### Objective
Transcribe all the entries word for word, omitting any pictures they contain.

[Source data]
/---

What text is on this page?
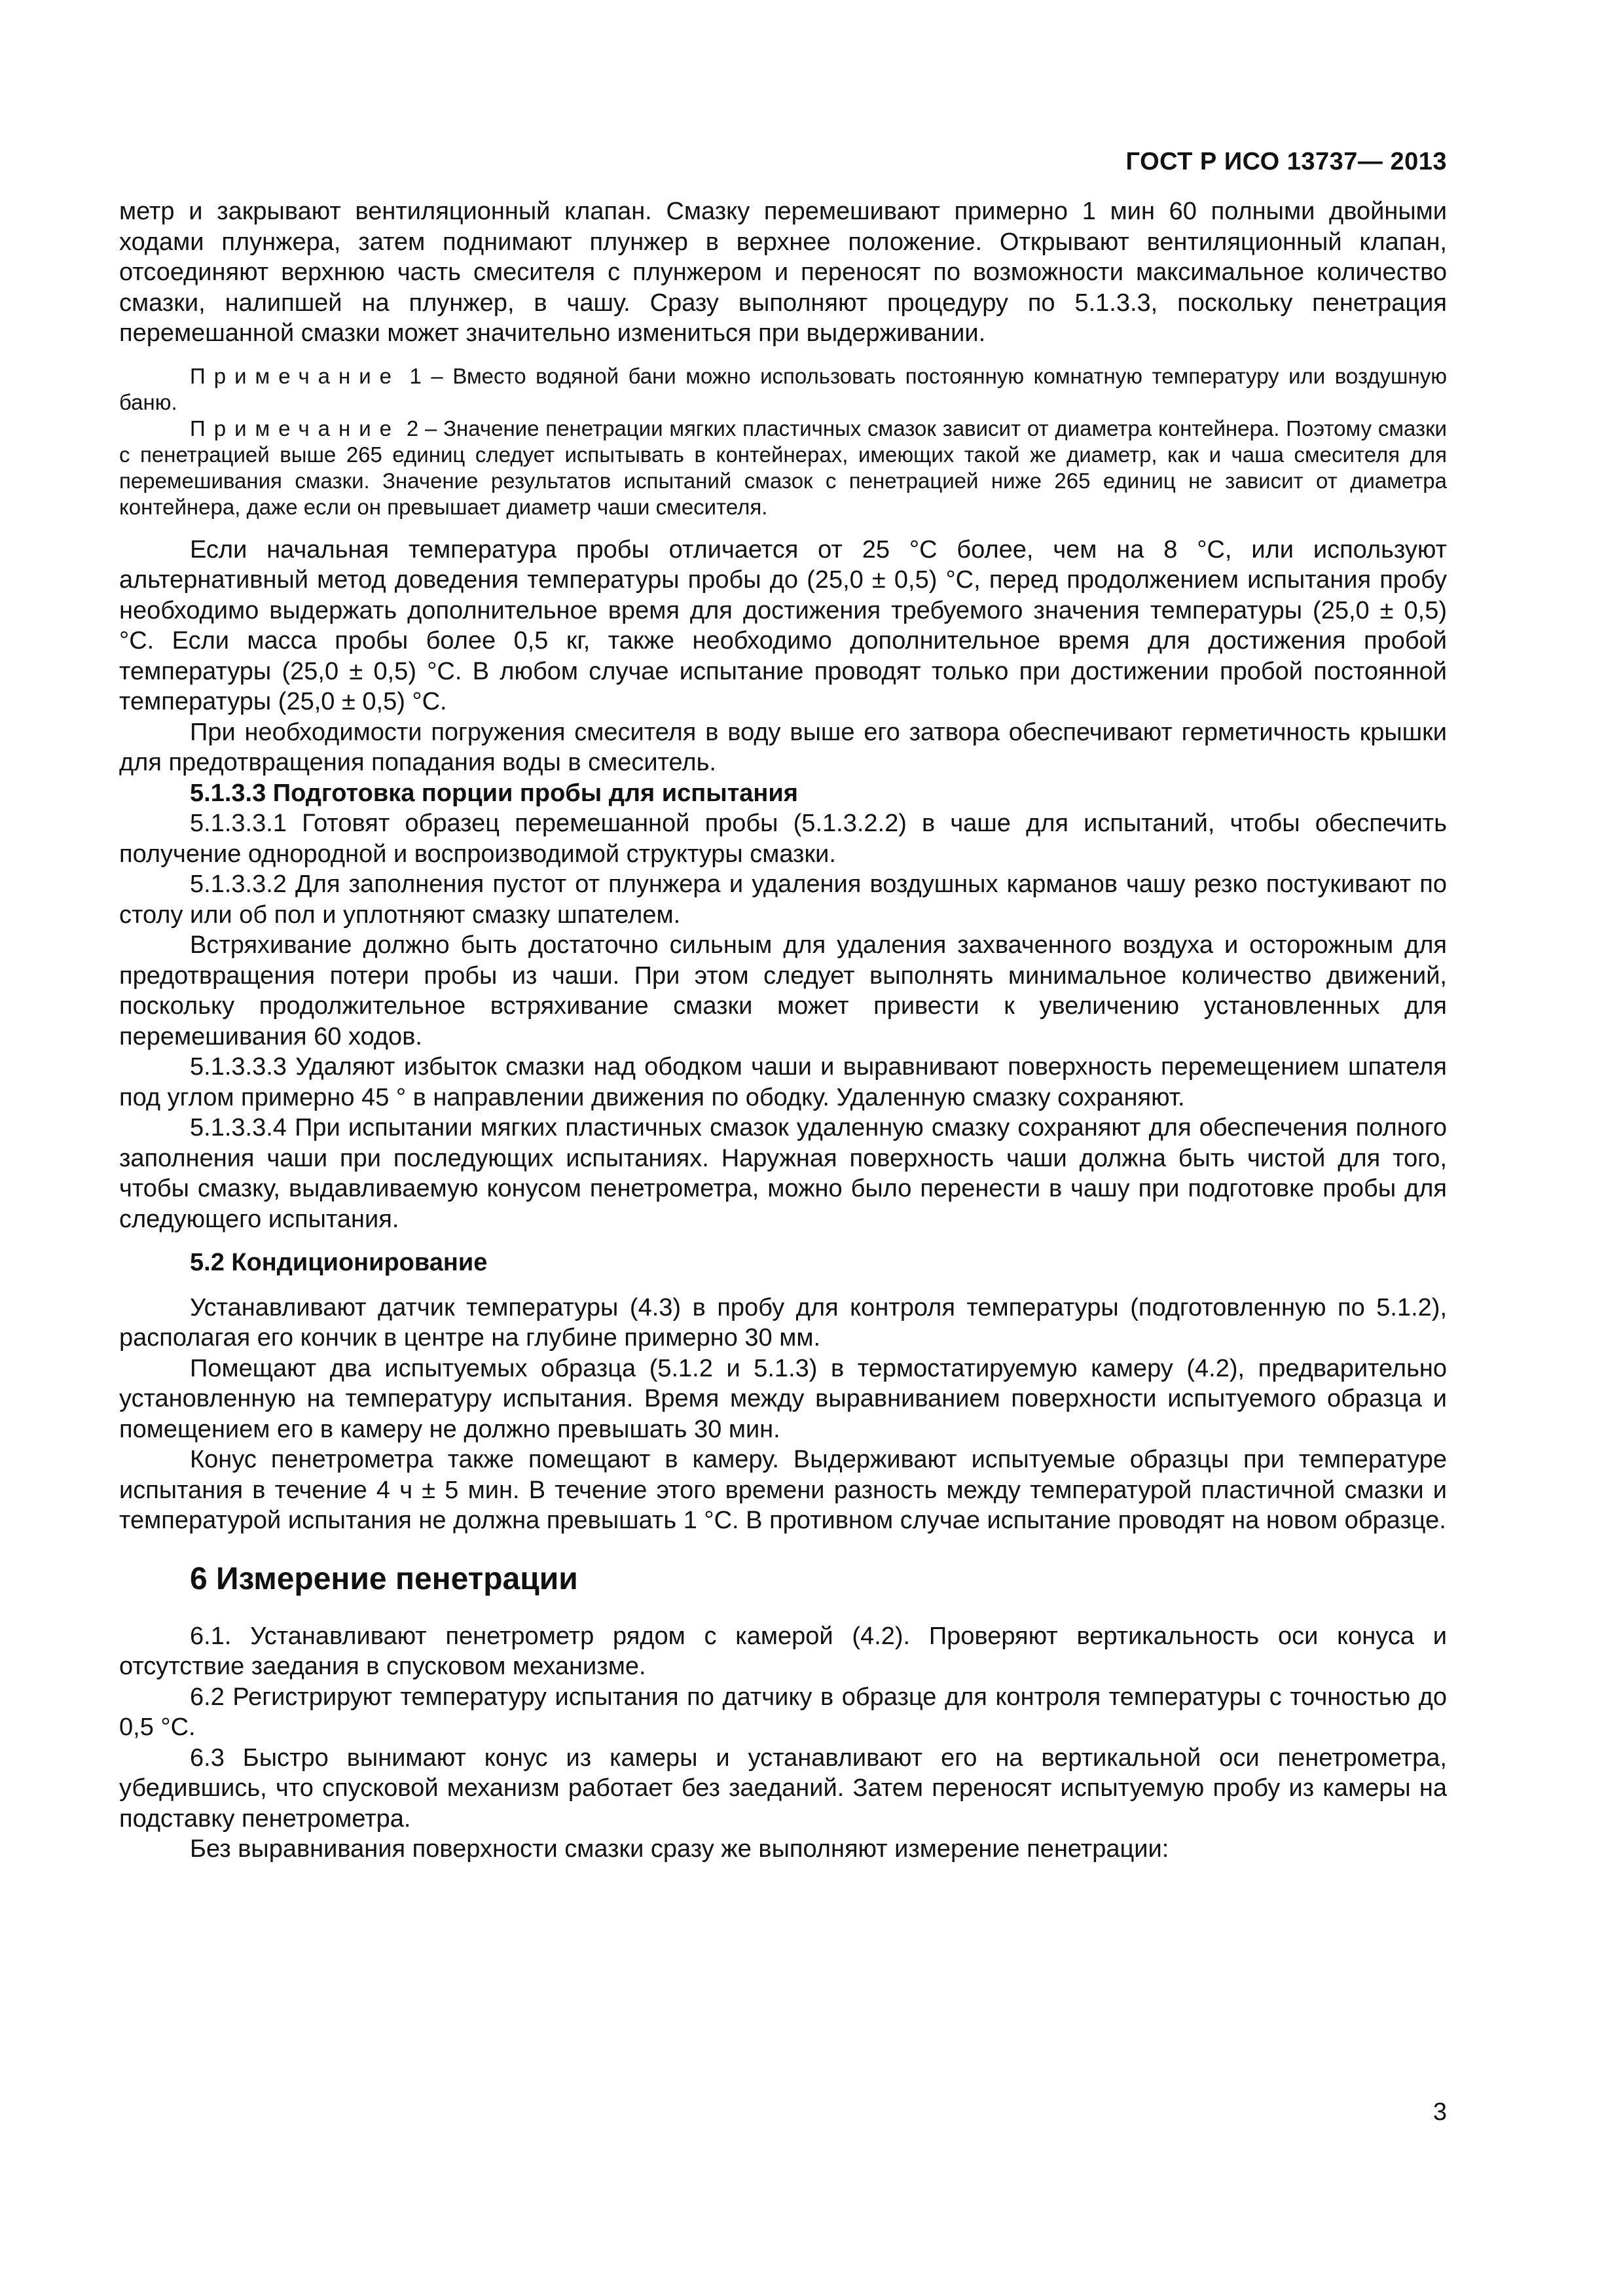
ГОСТ Р ИСО 13737— 2013

метр и закрывают вентиляционный клапан. Смазку перемешивают примерно 1 мин 60 полными двойными ходами плунжера, затем поднимают плунжер в верхнее положение. Открывают вентиляционный клапан, отсоединяют верхнюю часть смесителя с плунжером и переносят по возможности максимальное количество смазки, налипшей на плунжер, в чашу. Сразу выполняют процедуру по 5.1.3.3, поскольку пенетрация перемешанной смазки может значительно измениться при выдерживании.

Примечание 1 – Вместо водяной бани можно использовать постоянную комнатную температуру или воздушную баню.

Примечание 2 – Значение пенетрации мягких пластичных смазок зависит от диаметра контейнера. Поэтому смазки с пенетрацией выше 265 единиц следует испытывать в контейнерах, имеющих такой же диаметр, как и чаша смесителя для перемешивания смазки. Значение результатов испытаний смазок с пенетрацией ниже 265 единиц не зависит от диаметра контейнера, даже если он превышает диаметр чаши смесителя.

Если начальная температура пробы отличается от 25 °С более, чем на 8 °С, или используют альтернативный метод доведения температуры пробы до (25,0 ± 0,5) °С, перед продолжением испытания пробу необходимо выдержать дополнительное время для достижения требуемого значения температуры (25,0 ± 0,5) °С. Если масса пробы более 0,5 кг, также необходимо дополнительное время для достижения пробой температуры (25,0 ± 0,5) °С. В любом случае испытание проводят только при достижении пробой постоянной температуры (25,0 ± 0,5) °С.

При необходимости погружения смесителя в воду выше его затвора обеспечивают герметичность крышки для предотвращения попадания воды в смеситель.

5.1.3.3 Подготовка порции пробы для испытания

5.1.3.3.1 Готовят образец перемешанной пробы (5.1.3.2.2) в чаше для испытаний, чтобы обеспечить получение однородной и воспроизводимой структуры смазки.

5.1.3.3.2 Для заполнения пустот от плунжера и удаления воздушных карманов чашу резко постукивают по столу или об пол и уплотняют смазку шпателем.

Встряхивание должно быть достаточно сильным для удаления захваченного воздуха и осторожным для предотвращения потери пробы из чаши. При этом следует выполнять минимальное количество движений, поскольку продолжительное встряхивание смазки может привести к увеличению установленных для перемешивания 60 ходов.

5.1.3.3.3 Удаляют избыток смазки над ободком чаши и выравнивают поверхность перемещением шпателя под углом примерно 45 ° в направлении движения по ободку. Удаленную смазку сохраняют.

5.1.3.3.4 При испытании мягких пластичных смазок удаленную смазку сохраняют для обеспечения полного заполнения чаши при последующих испытаниях. Наружная поверхность чаши должна быть чистой для того, чтобы смазку, выдавливаемую конусом пенетрометра, можно было перенести в чашу при подготовке пробы для следующего испытания.

5.2 Кондиционирование

Устанавливают датчик температуры (4.3) в пробу для контроля температуры (подготовленную по 5.1.2), располагая его кончик в центре на глубине примерно 30 мм.

Помещают два испытуемых образца (5.1.2 и 5.1.3) в термостатируемую камеру (4.2), предварительно установленную на температуру испытания. Время между выравниванием поверхности испытуемого образца и помещением его в камеру не должно превышать 30 мин.

Конус пенетрометра также помещают в камеру. Выдерживают испытуемые образцы при температуре испытания в течение 4 ч ± 5 мин. В течение этого времени разность между температурой пластичной смазки и температурой испытания не должна превышать 1 °С. В противном случае испытание проводят на новом образце.

6 Измерение пенетрации

6.1. Устанавливают пенетрометр рядом с камерой (4.2). Проверяют вертикальность оси конуса и отсутствие заедания в спусковом механизме.

6.2 Регистрируют температуру испытания по датчику в образце для контроля температуры с точностью до 0,5 °С.

6.3 Быстро вынимают конус из камеры и устанавливают его на вертикальной оси пенетрометра, убедившись, что спусковой механизм работает без заеданий. Затем переносят испытуемую пробу из камеры на подставку пенетрометра.

Без выравнивания поверхности смазки сразу же выполняют измерение пенетрации:

3
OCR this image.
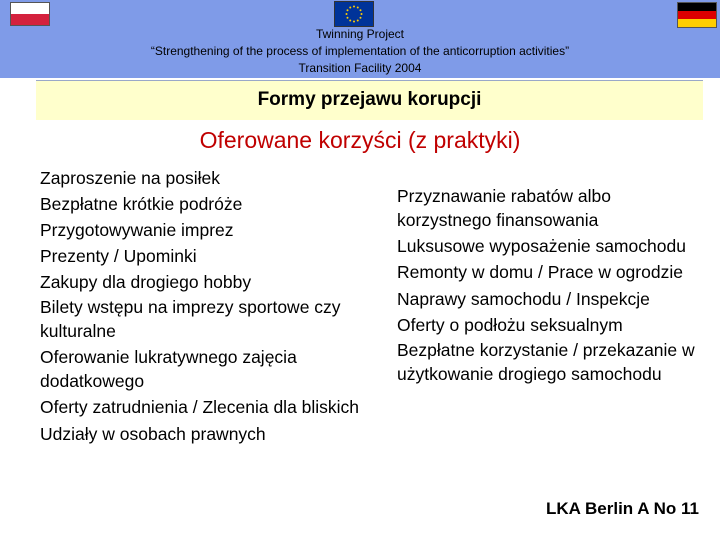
Twinning Project
“Strengthening of the process of implementation of the anticorruption activities”
Transition Facility 2004
Formy przejawu korupcji
Oferowane korzyści (z praktyki)
Zaproszenie na posiłek
Bezpłatne krótkie podróże
Przygotowywanie imprez
Prezenty / Upominki
Zakupy dla drogiego hobby
Bilety wstępu na imprezy sportowe czy kulturalne
Oferowanie lukratywnego zajęcia dodatkowego
Oferty zatrudnienia / Zlecenia dla bliskich
Udziały w osobach prawnych
Przyznawanie rabatów albo korzystnego finansowania
Luksusowe wyposażenie samochodu
Remonty w domu / Prace w ogrodzie
Naprawy samochodu / Inspekcje
Oferty o podłożu seksualnym
Bezpłatne korzystanie / przekazanie w użytkowanie drogiego samochodu
LKA Berlin A No 11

\---

### Solution to this problem
What text is on this page?
ГОСТ Р ИСО 13737— 2013

метр и закрывают вентиляционный клапан. Смазку перемешивают примерно 1 мин 60 полными двойными ходами плунжера, затем поднимают плунжер в верхнее положение. Открывают вентиляционный клапан, отсоединяют верхнюю часть смесителя с плунжером и переносят по возможности максимальное количество смазки, налипшей на плунжер, в чашу. Сразу выполняют процедуру по 5.1.3.3, поскольку пенетрация перемешанной смазки может значительно измениться при выдерживании.

Примечание 1 – Вместо водяной бани можно использовать постоянную комнатную температуру или воздушную баню.

Примечание 2 – Значение пенетрации мягких пластичных смазок зависит от диаметра контейнера. Поэтому смазки с пенетрацией выше 265 единиц следует испытывать в контейнерах, имеющих такой же диаметр, как и чаша смесителя для перемешивания смазки. Значение результатов испытаний смазок с пенетрацией ниже 265 единиц не зависит от диаметра контейнера, даже если он превышает диаметр чаши смесителя.

Если начальная температура пробы отличается от 25 °С более, чем на 8 °С, или используют альтернативный метод доведения температуры пробы до (25,0 ± 0,5) °С, перед продолжением испытания пробу необходимо выдержать дополнительное время для достижения требуемого значения температуры (25,0 ± 0,5) °С. Если масса пробы более 0,5 кг, также необходимо дополнительное время для достижения пробой температуры (25,0 ± 0,5) °С. В любом случае испытание проводят только при достижении пробой постоянной температуры (25,0 ± 0,5) °С.

При необходимости погружения смесителя в воду выше его затвора обеспечивают герметичность крышки для предотвращения попадания воды в смеситель.

5.1.3.3 Подготовка порции пробы для испытания

5.1.3.3.1 Готовят образец перемешанной пробы (5.1.3.2.2) в чаше для испытаний, чтобы обеспечить получение однородной и воспроизводимой структуры смазки.

5.1.3.3.2 Для заполнения пустот от плунжера и удаления воздушных карманов чашу резко постукивают по столу или об пол и уплотняют смазку шпателем.

Встряхивание должно быть достаточно сильным для удаления захваченного воздуха и осторожным для предотвращения потери пробы из чаши. При этом следует выполнять минимальное количество движений, поскольку продолжительное встряхивание смазки может привести к увеличению установленных для перемешивания 60 ходов.

5.1.3.3.3 Удаляют избыток смазки над ободком чаши и выравнивают поверхность перемещением шпателя под углом примерно 45 ° в направлении движения по ободку. Удаленную смазку сохраняют.

5.1.3.3.4 При испытании мягких пластичных смазок удаленную смазку сохраняют для обеспечения полного заполнения чаши при последующих испытаниях. Наружная поверхность чаши должна быть чистой для того, чтобы смазку, выдавливаемую конусом пенетрометра, можно было перенести в чашу при подготовке пробы для следующего испытания.

5.2 Кондиционирование

Устанавливают датчик температуры (4.3) в пробу для контроля температуры (подготовленную по 5.1.2), располагая его кончик в центре на глубине примерно 30 мм.

Помещают два испытуемых образца (5.1.2 и 5.1.3) в термостатируемую камеру (4.2), предварительно установленную на температуру испытания. Время между выравниванием поверхности испытуемого образца и помещением его в камеру не должно превышать 30 мин.

Конус пенетрометра также помещают в камеру. Выдерживают испытуемые образцы при температуре испытания в течение 4 ч ± 5 мин. В течение этого времени разность между температурой пластичной смазки и температурой испытания не должна превышать 1 °С. В противном случае испытание проводят на новом образце.

6 Измерение пенетрации

6.1. Устанавливают пенетрометр рядом с камерой (4.2). Проверяют вертикальность оси конуса и отсутствие заедания в спусковом механизме.

6.2 Регистрируют температуру испытания по датчику в образце для контроля температуры с точностью до 0,5 °С.

6.3 Быстро вынимают конус из камеры и устанавливают его на вертикальной оси пенетрометра, убедившись, что спусковой механизм работает без заеданий. Затем переносят испытуемую пробу из камеры на подставку пенетрометра.

Без выравнивания поверхности смазки сразу же выполняют измерение пенетрации:

3
OCR this image.
Twinning Project
“Strengthening of the process of implementation of the anticorruption activities”
Transition Facility 2004
Formy przejawu korupcji
Oferowane korzyści (z praktyki)
Zaproszenie na posiłek
Bezpłatne krótkie podróże
Przygotowywanie imprez
Prezenty / Upominki
Zakupy dla drogiego hobby
Bilety wstępu na imprezy sportowe czy kulturalne
Oferowanie lukratywnego zajęcia dodatkowego
Oferty zatrudnienia / Zlecenia dla bliskich
Udziały w osobach prawnych
Przyznawanie rabatów albo korzystnego finansowania
Luksusowe wyposażenie samochodu
Remonty w domu / Prace w ogrodzie
Naprawy samochodu / Inspekcje
Oferty o podłożu seksualnym
Bezpłatne korzystanie / przekazanie w użytkowanie drogiego samochodu
LKA Berlin A No 11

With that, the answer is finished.